- [Work to be completed] Lines containing the word "Cloud" should be extracted in full.

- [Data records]
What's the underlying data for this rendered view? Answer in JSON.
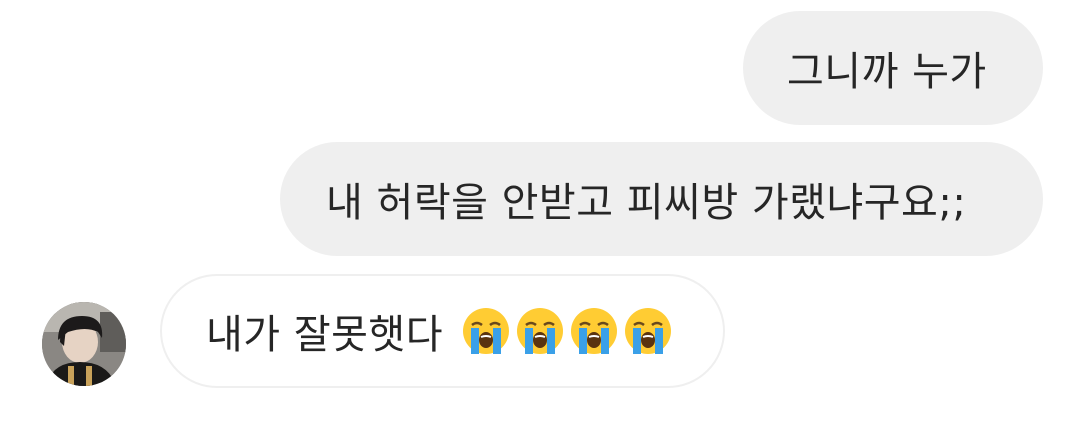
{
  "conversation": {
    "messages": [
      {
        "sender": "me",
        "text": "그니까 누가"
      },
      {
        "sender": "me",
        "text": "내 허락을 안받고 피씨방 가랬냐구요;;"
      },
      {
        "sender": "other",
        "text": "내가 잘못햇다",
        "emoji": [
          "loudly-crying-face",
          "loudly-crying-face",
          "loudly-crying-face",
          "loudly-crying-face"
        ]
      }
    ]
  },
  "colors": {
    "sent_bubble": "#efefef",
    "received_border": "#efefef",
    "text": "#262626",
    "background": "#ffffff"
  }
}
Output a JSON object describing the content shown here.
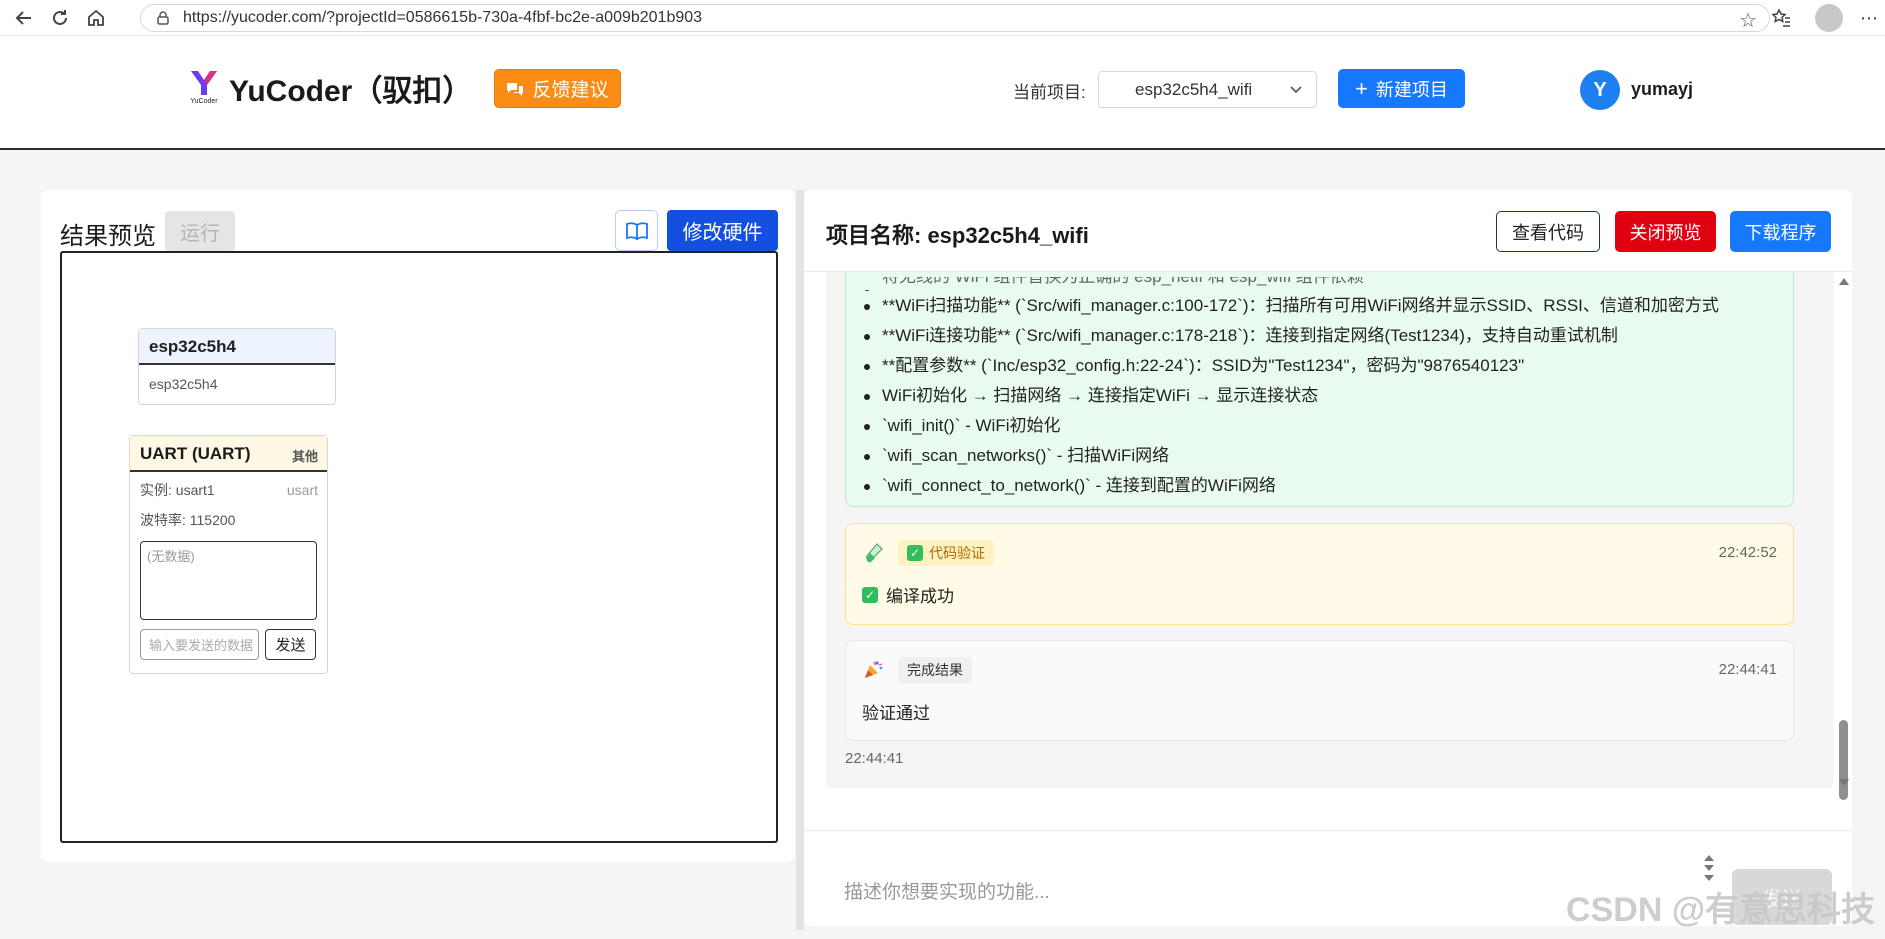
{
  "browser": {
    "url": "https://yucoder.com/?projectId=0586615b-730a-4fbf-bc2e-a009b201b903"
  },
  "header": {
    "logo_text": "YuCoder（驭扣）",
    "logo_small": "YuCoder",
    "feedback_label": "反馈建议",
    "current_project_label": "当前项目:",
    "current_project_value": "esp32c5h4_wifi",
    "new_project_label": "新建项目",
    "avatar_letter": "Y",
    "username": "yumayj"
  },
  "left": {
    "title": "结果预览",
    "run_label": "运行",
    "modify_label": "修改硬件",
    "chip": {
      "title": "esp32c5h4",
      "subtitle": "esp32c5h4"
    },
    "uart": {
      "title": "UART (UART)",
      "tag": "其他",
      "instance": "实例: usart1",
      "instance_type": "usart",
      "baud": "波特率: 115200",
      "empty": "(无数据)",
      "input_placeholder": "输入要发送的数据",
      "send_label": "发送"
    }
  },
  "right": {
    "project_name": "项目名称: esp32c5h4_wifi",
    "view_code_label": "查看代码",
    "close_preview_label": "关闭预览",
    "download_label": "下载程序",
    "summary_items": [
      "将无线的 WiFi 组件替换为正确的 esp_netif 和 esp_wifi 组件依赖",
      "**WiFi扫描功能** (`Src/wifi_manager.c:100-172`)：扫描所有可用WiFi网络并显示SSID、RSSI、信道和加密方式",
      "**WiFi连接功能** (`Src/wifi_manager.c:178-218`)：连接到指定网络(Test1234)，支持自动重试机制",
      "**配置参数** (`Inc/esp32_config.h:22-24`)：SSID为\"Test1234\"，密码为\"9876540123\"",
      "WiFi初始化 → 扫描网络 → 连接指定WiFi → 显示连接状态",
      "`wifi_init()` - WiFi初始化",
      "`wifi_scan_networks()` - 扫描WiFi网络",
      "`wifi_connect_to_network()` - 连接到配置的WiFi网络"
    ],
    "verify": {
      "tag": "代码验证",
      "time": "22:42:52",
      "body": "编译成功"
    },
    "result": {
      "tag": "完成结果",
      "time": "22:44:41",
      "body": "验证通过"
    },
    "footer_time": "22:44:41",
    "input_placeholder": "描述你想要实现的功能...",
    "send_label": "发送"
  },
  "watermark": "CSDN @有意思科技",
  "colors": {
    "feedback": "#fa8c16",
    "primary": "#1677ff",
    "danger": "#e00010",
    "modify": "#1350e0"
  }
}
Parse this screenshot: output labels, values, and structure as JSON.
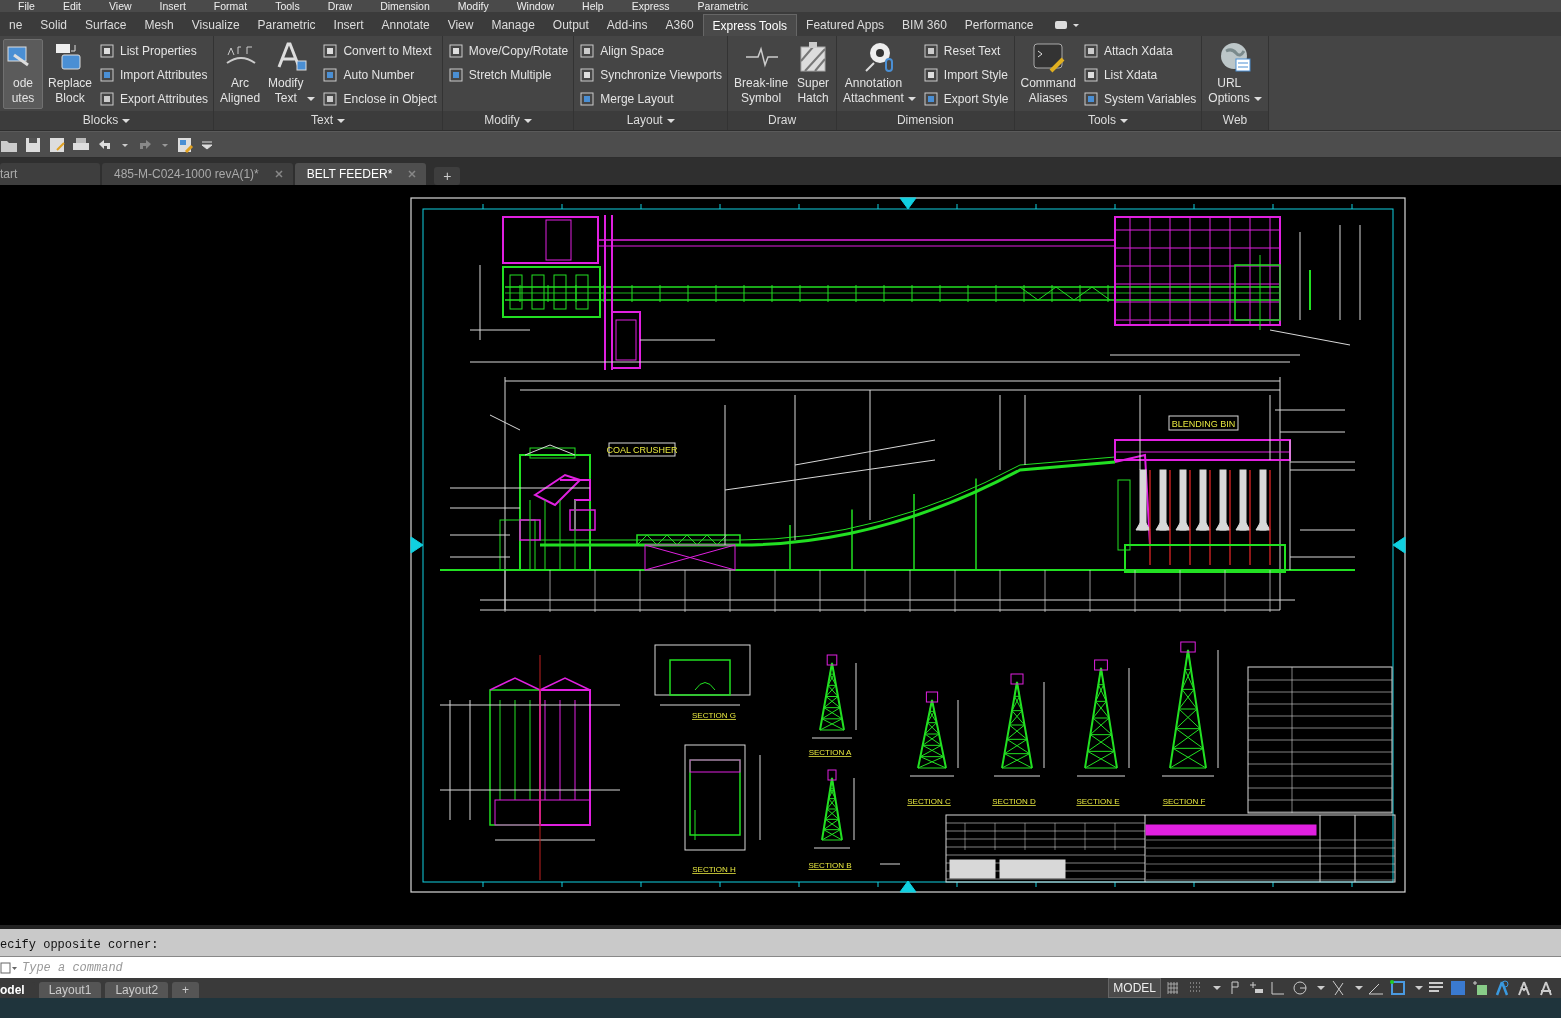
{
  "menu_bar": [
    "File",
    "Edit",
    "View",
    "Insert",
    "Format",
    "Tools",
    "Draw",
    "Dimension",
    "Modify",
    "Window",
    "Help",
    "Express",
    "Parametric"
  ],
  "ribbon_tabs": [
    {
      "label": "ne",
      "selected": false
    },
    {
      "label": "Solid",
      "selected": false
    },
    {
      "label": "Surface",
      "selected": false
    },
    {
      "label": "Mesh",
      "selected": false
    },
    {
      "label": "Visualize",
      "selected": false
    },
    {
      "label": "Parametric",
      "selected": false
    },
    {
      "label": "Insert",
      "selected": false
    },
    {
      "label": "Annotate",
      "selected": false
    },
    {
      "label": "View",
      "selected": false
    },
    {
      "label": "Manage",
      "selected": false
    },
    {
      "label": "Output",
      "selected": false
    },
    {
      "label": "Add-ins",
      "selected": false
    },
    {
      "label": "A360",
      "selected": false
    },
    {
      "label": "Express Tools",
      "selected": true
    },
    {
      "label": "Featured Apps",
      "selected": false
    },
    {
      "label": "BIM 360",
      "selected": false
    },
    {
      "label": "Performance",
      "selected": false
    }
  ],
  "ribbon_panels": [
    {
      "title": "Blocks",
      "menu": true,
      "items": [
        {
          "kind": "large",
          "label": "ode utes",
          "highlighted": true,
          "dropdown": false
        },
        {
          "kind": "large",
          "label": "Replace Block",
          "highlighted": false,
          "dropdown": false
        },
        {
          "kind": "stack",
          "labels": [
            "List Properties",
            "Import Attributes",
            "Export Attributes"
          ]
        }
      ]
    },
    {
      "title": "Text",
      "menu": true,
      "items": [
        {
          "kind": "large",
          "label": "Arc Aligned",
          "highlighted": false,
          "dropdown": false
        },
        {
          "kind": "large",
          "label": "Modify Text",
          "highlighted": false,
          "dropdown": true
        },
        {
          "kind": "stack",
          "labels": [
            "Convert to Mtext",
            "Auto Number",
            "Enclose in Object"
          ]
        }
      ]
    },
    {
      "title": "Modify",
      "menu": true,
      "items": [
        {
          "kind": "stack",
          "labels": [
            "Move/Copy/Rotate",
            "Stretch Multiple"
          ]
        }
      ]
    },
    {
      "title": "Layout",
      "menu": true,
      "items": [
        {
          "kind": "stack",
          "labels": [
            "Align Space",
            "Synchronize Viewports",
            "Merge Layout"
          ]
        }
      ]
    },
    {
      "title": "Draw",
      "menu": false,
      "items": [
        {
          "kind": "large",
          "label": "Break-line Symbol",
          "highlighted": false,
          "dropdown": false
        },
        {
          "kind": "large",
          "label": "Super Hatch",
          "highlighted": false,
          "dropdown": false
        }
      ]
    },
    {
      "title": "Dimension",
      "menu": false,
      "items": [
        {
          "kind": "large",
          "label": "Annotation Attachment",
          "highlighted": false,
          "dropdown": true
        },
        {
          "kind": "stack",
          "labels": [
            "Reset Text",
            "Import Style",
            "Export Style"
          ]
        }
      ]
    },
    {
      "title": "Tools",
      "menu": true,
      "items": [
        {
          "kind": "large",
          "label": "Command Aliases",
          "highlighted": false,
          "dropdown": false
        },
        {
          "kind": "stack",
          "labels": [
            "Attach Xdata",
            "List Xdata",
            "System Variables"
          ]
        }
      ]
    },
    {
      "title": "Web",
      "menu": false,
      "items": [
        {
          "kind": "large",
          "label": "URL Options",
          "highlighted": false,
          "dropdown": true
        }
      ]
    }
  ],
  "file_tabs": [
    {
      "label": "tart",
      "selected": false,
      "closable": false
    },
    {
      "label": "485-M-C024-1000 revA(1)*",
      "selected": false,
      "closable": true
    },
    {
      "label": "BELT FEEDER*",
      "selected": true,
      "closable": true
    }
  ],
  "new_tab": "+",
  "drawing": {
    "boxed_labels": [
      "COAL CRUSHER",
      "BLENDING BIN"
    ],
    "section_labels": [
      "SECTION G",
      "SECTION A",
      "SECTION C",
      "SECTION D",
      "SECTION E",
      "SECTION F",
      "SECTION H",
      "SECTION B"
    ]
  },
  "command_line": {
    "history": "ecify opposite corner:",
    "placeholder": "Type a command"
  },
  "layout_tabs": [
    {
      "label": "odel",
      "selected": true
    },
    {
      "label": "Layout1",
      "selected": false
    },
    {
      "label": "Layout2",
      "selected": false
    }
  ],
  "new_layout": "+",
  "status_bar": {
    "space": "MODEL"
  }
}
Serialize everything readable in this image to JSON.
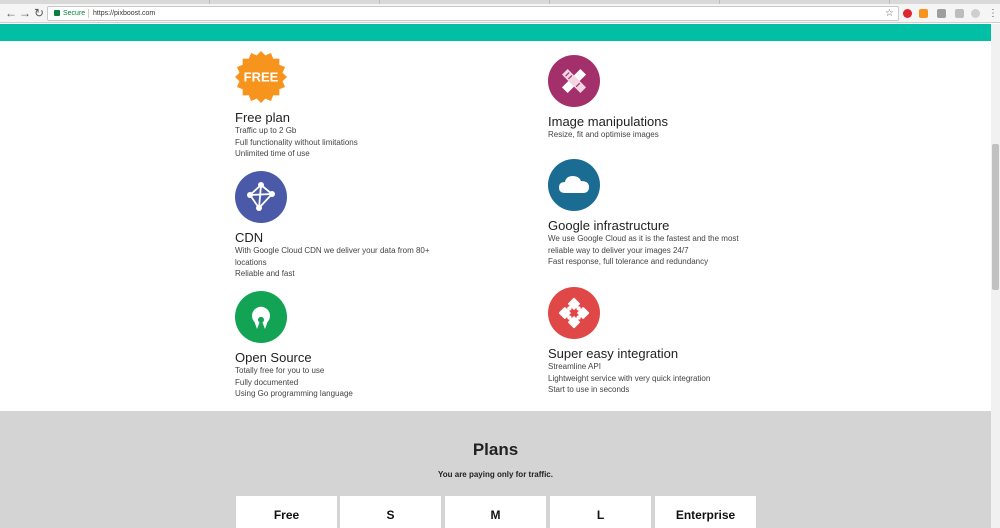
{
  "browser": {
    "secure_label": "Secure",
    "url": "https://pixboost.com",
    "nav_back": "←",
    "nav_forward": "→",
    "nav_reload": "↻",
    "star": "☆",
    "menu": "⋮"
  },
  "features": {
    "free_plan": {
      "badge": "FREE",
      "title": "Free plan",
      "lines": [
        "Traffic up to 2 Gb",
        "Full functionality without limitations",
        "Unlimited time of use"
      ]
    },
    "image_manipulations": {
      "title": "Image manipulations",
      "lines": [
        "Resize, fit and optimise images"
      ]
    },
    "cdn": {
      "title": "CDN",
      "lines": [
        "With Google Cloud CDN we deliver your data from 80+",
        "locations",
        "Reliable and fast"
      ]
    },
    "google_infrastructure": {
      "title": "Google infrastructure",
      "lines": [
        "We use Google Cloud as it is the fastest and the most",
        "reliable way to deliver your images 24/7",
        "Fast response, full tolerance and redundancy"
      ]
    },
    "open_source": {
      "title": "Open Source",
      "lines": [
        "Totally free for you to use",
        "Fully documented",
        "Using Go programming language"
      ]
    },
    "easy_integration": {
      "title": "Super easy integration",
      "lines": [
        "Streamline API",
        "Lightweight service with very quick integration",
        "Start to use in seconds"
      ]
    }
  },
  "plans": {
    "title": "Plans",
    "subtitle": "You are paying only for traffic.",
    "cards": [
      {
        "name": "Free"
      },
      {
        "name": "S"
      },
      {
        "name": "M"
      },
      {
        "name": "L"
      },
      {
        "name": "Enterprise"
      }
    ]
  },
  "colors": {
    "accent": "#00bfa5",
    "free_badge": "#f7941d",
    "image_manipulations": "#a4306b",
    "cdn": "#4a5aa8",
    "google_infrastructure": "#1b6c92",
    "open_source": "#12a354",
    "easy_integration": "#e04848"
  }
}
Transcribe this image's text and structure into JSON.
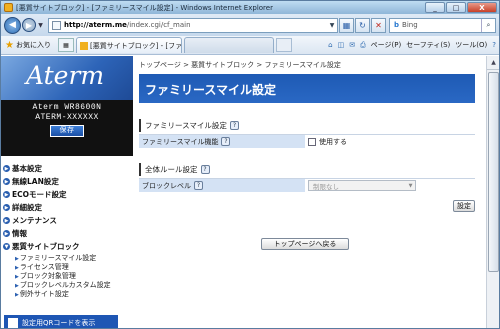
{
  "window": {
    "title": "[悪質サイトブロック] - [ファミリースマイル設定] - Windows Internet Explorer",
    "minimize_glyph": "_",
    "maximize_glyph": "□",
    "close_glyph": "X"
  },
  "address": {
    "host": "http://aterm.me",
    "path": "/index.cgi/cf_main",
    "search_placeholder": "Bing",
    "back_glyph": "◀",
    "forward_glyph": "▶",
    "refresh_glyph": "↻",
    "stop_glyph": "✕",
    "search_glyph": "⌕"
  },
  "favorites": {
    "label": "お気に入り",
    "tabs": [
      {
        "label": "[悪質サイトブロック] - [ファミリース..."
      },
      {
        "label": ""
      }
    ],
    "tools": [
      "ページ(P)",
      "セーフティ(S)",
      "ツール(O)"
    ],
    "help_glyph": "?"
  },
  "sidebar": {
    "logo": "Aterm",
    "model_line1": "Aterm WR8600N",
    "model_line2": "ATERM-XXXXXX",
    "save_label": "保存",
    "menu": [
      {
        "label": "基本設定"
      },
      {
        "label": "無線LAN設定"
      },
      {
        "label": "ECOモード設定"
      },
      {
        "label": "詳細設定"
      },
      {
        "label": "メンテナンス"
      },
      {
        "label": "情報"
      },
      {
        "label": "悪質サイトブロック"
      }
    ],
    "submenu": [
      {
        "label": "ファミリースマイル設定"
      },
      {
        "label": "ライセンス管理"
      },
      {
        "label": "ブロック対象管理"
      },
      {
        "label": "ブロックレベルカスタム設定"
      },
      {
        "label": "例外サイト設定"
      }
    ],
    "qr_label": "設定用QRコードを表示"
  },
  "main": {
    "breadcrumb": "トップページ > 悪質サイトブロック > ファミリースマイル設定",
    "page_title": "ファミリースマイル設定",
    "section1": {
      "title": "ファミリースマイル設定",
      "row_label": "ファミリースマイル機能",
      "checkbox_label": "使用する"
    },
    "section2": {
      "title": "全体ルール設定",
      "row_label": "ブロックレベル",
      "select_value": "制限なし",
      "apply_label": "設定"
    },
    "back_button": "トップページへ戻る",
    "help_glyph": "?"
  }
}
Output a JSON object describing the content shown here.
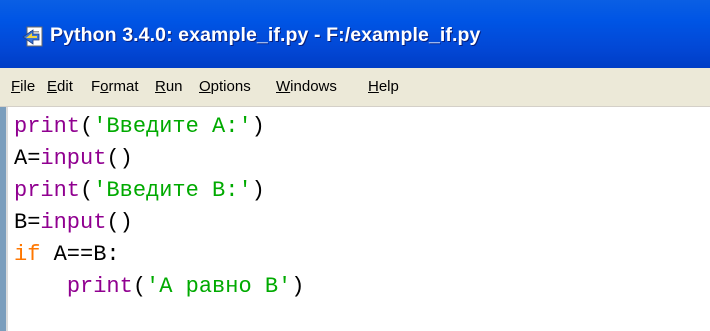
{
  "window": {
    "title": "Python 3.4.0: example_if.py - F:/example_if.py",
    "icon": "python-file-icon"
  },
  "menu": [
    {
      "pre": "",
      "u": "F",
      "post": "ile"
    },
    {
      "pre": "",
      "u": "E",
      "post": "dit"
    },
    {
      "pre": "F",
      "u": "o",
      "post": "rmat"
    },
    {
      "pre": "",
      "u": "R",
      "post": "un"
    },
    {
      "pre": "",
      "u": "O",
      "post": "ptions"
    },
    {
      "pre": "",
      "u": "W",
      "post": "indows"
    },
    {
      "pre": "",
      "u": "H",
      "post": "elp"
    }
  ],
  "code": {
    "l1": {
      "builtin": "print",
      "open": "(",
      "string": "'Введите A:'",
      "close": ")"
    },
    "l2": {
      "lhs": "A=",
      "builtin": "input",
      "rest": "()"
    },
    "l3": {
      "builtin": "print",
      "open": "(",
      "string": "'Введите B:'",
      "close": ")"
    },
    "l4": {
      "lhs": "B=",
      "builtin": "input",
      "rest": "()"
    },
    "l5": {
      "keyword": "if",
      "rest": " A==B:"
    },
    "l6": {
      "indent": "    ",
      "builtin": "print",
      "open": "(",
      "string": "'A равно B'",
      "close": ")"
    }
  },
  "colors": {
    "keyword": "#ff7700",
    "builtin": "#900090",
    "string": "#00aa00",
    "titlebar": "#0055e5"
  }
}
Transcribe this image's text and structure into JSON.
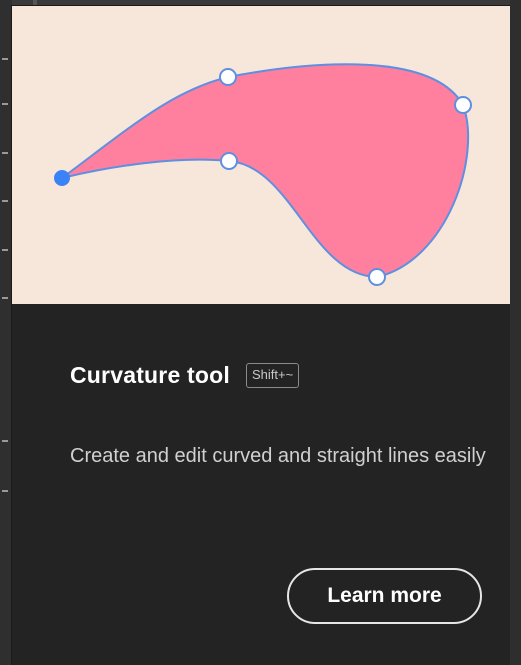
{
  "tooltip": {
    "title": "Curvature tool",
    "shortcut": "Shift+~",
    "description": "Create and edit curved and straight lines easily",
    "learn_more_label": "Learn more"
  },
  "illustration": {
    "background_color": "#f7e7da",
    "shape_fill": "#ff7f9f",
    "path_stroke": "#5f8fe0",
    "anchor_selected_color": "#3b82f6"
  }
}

- [Exercise response]
        "With Google Cloud CDN we deliver your data from 80+",
        "We use Google Cloud as it is the fastest and the most",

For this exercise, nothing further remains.